Extrait à lire:

Mais alors, où est la différence précise, essentielle, entre percevoir et rêver ? Qu’est-ce que dormir ? Je ne demande pas, cela va sans dire, comment le sommeil doit s’expliquer physiologiquement. Ceci est une question spéciale et qui d’ailleurs est loin d’être résolue. Je demande ce qu’est le sommeil psychologiquement. Car notre esprit continue à s’exercer quand nous dormons, et il s’exerce, nous venons de le voir, sur des éléments analogues à ceux de la veille, sur des sensations et sur des souvenirs, comme aussi c’est d’une manière analogue qu’il les compose entre eux. Pourtant d’un côté nous avons la perception normale, et de l’autre le rêve. Où est la différence, je le répète ? Et quelle est la caractéristique psychologique de l’état de sommeil ?

Données affichées:
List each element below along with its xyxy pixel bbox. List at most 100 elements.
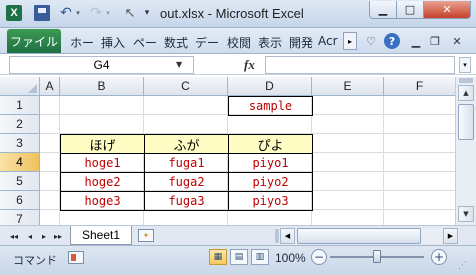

Liste des tâches:
A) Pour chacun des énoncés suivants, indiquez s'il est conforme au texte sur le rêve et le sommeil en répondant par oui ou par non, puis citez les mots du texte qui tranchent. (i) Le texte cherche à savoir comment le sommeil s'explique physiologiquement. (ii) D'après le texte, l'esprit continue à s'exercer pendant le sommeil. (iii) Le texte présente l'explication physiologique du sommeil comme une question résolue.
B) Rédigez la suite du texte sur le rêve et le sommeil en reprenant après sa dernière phrase.
Les lignes constituent un matériau distinct de l'extrait.

Réponses par tâche:
A)
(i) Non : « Je ne demande pas, cela va sans dire, comment le sommeil doit s’expliquer physiologiquement. »
(ii) Oui : « notre esprit continue à s’exercer quand nous dormons »
(iii) Non : « qui d’ailleurs est loin d’être résolue »

B)
Défions-nous des théories. Il y en a beaucoup sur ce point. On a dit que dormir consistait à s’isoler du monde extérieur, à fermer ses sens aux choses du dehors. Mais nous avons montré que nos sens continuent à s’exercer pendant le sommeil, qu’ils nous fournissent l’esquisse ou tout au moins le point de départ de la plupart de nos rêves. On a dit : « S’endormir, c’est cesser de faire fonctionner les facultés supérieures de l’esprit. » Et on a parlé d’une espèce de paralysie momentanée des centres cérébraux supérieurs. Je ne crois pas que ce soit beaucoup plus exact. Dans le rêve, nous devenons sans doute indifférents à la logique, mais non pas incapables de logique. Il y a des rêves où nous raisonnons avec solidité et même avec subtilité. Je dirai presque, — au risque de paraître paradoxal, — que le tort du rêveur est souvent de raisonner trop. Il éviterait l’absurdité s’il assistait en simple spectateur au défilé des images qui composent son rêve. Mais quand il veut à toute force en donner une explication, son explication, destinée à relier entre elles des images incohérentes, ne peut qu’être un raisonnement bizarre, qui frôle l’absurdité. Je reconnais d’ailleurs que nos facultés intellectuelles supérieures se relâchent dans le sommeil, que, la plupart du temps, les raisonnements du rêveur sont assez faibles et qu’ils ressemblent plutôt, parfois, à une parodie du raisonnement. Mais on en dirait autant de toutes nos autres facultés pendant le sommeil. Ce n’est donc pas par l’abolition du raisonnement, pas plus que par la fermeture des sens, que nous caractériserons le rêve. Il nous faut autre chose.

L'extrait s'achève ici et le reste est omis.